Task to carry out
Print out the material that follows word for word.

⁂

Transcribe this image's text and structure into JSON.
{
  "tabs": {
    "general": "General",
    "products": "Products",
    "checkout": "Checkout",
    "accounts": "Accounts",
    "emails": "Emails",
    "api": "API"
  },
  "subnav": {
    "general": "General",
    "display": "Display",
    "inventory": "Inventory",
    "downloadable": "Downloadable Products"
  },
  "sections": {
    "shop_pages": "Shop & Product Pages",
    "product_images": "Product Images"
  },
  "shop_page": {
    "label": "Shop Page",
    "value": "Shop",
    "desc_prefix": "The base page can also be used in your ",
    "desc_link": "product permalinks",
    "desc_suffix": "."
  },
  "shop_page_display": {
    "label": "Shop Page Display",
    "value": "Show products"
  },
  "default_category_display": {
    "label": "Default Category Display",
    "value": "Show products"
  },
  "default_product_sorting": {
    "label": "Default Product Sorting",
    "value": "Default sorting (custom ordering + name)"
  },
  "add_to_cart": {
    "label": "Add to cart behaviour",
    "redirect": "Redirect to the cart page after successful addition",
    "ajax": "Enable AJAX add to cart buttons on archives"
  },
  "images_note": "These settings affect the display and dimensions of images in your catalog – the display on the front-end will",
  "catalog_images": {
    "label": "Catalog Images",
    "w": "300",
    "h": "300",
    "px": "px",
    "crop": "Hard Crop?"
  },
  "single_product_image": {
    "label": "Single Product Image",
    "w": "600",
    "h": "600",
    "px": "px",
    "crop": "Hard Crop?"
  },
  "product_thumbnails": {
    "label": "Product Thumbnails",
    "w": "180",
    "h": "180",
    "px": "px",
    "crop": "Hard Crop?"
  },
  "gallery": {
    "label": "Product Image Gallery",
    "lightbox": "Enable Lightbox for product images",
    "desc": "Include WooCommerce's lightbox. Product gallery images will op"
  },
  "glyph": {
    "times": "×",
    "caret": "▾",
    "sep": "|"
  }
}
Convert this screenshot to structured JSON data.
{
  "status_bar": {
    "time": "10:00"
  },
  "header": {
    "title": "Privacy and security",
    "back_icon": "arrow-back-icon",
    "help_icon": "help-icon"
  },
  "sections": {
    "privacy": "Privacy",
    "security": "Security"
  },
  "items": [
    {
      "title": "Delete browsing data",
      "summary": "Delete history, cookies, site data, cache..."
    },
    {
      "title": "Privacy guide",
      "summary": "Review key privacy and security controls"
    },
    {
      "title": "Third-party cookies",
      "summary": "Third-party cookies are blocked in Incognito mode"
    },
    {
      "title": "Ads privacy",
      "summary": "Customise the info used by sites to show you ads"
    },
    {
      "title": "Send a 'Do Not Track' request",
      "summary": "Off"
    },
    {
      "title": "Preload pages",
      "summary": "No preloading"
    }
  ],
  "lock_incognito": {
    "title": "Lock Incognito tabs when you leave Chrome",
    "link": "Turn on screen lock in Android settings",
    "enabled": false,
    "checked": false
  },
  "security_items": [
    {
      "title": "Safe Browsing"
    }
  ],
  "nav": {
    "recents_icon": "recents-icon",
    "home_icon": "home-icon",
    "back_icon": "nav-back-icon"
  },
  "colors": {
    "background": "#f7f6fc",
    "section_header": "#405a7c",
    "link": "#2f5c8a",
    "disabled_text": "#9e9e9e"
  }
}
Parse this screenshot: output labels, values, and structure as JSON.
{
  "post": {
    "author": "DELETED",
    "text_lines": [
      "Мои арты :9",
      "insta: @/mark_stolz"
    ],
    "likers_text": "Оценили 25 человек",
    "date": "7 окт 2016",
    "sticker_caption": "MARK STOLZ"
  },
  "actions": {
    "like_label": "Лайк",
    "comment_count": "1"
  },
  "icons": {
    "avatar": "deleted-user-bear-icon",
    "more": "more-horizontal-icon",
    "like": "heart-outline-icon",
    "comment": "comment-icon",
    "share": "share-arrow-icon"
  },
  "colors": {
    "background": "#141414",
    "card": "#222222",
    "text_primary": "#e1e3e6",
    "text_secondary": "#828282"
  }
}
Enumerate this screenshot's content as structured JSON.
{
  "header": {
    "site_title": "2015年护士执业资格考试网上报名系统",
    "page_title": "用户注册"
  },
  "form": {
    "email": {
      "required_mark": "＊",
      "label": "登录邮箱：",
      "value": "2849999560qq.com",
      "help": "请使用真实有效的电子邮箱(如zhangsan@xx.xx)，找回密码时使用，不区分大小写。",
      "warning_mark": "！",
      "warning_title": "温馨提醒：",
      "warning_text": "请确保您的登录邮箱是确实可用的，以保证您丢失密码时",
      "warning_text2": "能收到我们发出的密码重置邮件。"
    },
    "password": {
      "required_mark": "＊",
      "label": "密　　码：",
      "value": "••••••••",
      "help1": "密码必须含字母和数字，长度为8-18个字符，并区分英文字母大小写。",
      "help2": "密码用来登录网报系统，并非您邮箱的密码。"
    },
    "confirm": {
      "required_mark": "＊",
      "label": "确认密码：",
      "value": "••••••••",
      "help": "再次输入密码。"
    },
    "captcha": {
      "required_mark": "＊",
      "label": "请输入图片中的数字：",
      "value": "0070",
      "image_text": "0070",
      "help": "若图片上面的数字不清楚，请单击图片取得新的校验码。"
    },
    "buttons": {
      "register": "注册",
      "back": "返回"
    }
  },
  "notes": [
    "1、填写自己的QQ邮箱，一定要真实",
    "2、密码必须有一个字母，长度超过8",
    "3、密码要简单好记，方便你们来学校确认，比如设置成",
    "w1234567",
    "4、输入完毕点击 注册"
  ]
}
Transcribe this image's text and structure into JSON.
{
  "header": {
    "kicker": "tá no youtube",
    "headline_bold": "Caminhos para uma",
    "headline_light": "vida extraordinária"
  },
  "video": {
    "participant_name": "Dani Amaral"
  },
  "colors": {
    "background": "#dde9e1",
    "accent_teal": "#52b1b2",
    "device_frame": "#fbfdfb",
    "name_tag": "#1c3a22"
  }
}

⁂

Task result
Transcribe this image's text and structure into JSON.
{
  "tabs": {
    "general": "General",
    "products": "Products",
    "checkout": "Checkout",
    "accounts": "Accounts",
    "emails": "Emails",
    "api": "API"
  },
  "subnav": {
    "general": "General",
    "display": "Display",
    "inventory": "Inventory",
    "downloadable": "Downloadable Products"
  },
  "sections": {
    "shop_pages": "Shop & Product Pages",
    "product_images": "Product Images"
  },
  "shop_page": {
    "label": "Shop Page",
    "value": "Shop",
    "desc_prefix": "The base page can also be used in your ",
    "desc_link": "product permalinks",
    "desc_suffix": "."
  },
  "shop_page_display": {
    "label": "Shop Page Display",
    "value": "Show products"
  },
  "default_category_display": {
    "label": "Default Category Display",
    "value": "Show products"
  },
  "default_product_sorting": {
    "label": "Default Product Sorting",
    "value": "Default sorting (custom ordering + name)"
  },
  "add_to_cart": {
    "label": "Add to cart behaviour",
    "redirect": "Redirect to the cart page after successful addition",
    "ajax": "Enable AJAX add to cart buttons on archives"
  },
  "images_note": "These settings affect the display and dimensions of images in your catalog – the display on the front-end will",
  "catalog_images": {
    "label": "Catalog Images",
    "w": "300",
    "h": "300",
    "px": "px",
    "crop": "Hard Crop?"
  },
  "single_product_image": {
    "label": "Single Product Image",
    "w": "600",
    "h": "600",
    "px": "px",
    "crop": "Hard Crop?"
  },
  "product_thumbnails": {
    "label": "Product Thumbnails",
    "w": "180",
    "h": "180",
    "px": "px",
    "crop": "Hard Crop?"
  },
  "gallery": {
    "label": "Product Image Gallery",
    "lightbox": "Enable Lightbox for product images",
    "desc": "Include WooCommerce's lightbox. Product gallery images will op"
  },
  "glyph": {
    "times": "×",
    "caret": "▾",
    "sep": "|"
  }
}
Convert this screenshot to structured JSON data.
{
  "status_bar": {
    "time": "10:00"
  },
  "header": {
    "title": "Privacy and security",
    "back_icon": "arrow-back-icon",
    "help_icon": "help-icon"
  },
  "sections": {
    "privacy": "Privacy",
    "security": "Security"
  },
  "items": [
    {
      "title": "Delete browsing data",
      "summary": "Delete history, cookies, site data, cache..."
    },
    {
      "title": "Privacy guide",
      "summary": "Review key privacy and security controls"
    },
    {
      "title": "Third-party cookies",
      "summary": "Third-party cookies are blocked in Incognito mode"
    },
    {
      "title": "Ads privacy",
      "summary": "Customise the info used by sites to show you ads"
    },
    {
      "title": "Send a 'Do Not Track' request",
      "summary": "Off"
    },
    {
      "title": "Preload pages",
      "summary": "No preloading"
    }
  ],
  "lock_incognito": {
    "title": "Lock Incognito tabs when you leave Chrome",
    "link": "Turn on screen lock in Android settings",
    "enabled": false,
    "checked": false
  },
  "security_items": [
    {
      "title": "Safe Browsing"
    }
  ],
  "nav": {
    "recents_icon": "recents-icon",
    "home_icon": "home-icon",
    "back_icon": "nav-back-icon"
  },
  "colors": {
    "background": "#f7f6fc",
    "section_header": "#405a7c",
    "link": "#2f5c8a",
    "disabled_text": "#9e9e9e"
  }
}
Parse this screenshot: output labels, values, and structure as JSON.
{
  "post": {
    "author": "DELETED",
    "text_lines": [
      "Мои арты :9",
      "insta: @/mark_stolz"
    ],
    "likers_text": "Оценили 25 человек",
    "date": "7 окт 2016",
    "sticker_caption": "MARK STOLZ"
  },
  "actions": {
    "like_label": "Лайк",
    "comment_count": "1"
  },
  "icons": {
    "avatar": "deleted-user-bear-icon",
    "more": "more-horizontal-icon",
    "like": "heart-outline-icon",
    "comment": "comment-icon",
    "share": "share-arrow-icon"
  },
  "colors": {
    "background": "#141414",
    "card": "#222222",
    "text_primary": "#e1e3e6",
    "text_secondary": "#828282"
  }
}
Enumerate this screenshot's content as structured JSON.
{
  "header": {
    "site_title": "2015年护士执业资格考试网上报名系统",
    "page_title": "用户注册"
  },
  "form": {
    "email": {
      "required_mark": "＊",
      "label": "登录邮箱：",
      "value": "2849999560qq.com",
      "help": "请使用真实有效的电子邮箱(如zhangsan@xx.xx)，找回密码时使用，不区分大小写。",
      "warning_mark": "！",
      "warning_title": "温馨提醒：",
      "warning_text": "请确保您的登录邮箱是确实可用的，以保证您丢失密码时",
      "warning_text2": "能收到我们发出的密码重置邮件。"
    },
    "password": {
      "required_mark": "＊",
      "label": "密　　码：",
      "value": "••••••••",
      "help1": "密码必须含字母和数字，长度为8-18个字符，并区分英文字母大小写。",
      "help2": "密码用来登录网报系统，并非您邮箱的密码。"
    },
    "confirm": {
      "required_mark": "＊",
      "label": "确认密码：",
      "value": "••••••••",
      "help": "再次输入密码。"
    },
    "captcha": {
      "required_mark": "＊",
      "label": "请输入图片中的数字：",
      "value": "0070",
      "image_text": "0070",
      "help": "若图片上面的数字不清楚，请单击图片取得新的校验码。"
    },
    "buttons": {
      "register": "注册",
      "back": "返回"
    }
  },
  "notes": [
    "1、填写自己的QQ邮箱，一定要真实",
    "2、密码必须有一个字母，长度超过8",
    "3、密码要简单好记，方便你们来学校确认，比如设置成",
    "w1234567",
    "4、输入完毕点击 注册"
  ]
}
Transcribe this image's text and structure into JSON.
{
  "header": {
    "kicker": "tá no youtube",
    "headline_bold": "Caminhos para uma",
    "headline_light": "vida extraordinária"
  },
  "video": {
    "participant_name": "Dani Amaral"
  },
  "colors": {
    "background": "#dde9e1",
    "accent_teal": "#52b1b2",
    "device_frame": "#fbfdfb",
    "name_tag": "#1c3a22"
  }
}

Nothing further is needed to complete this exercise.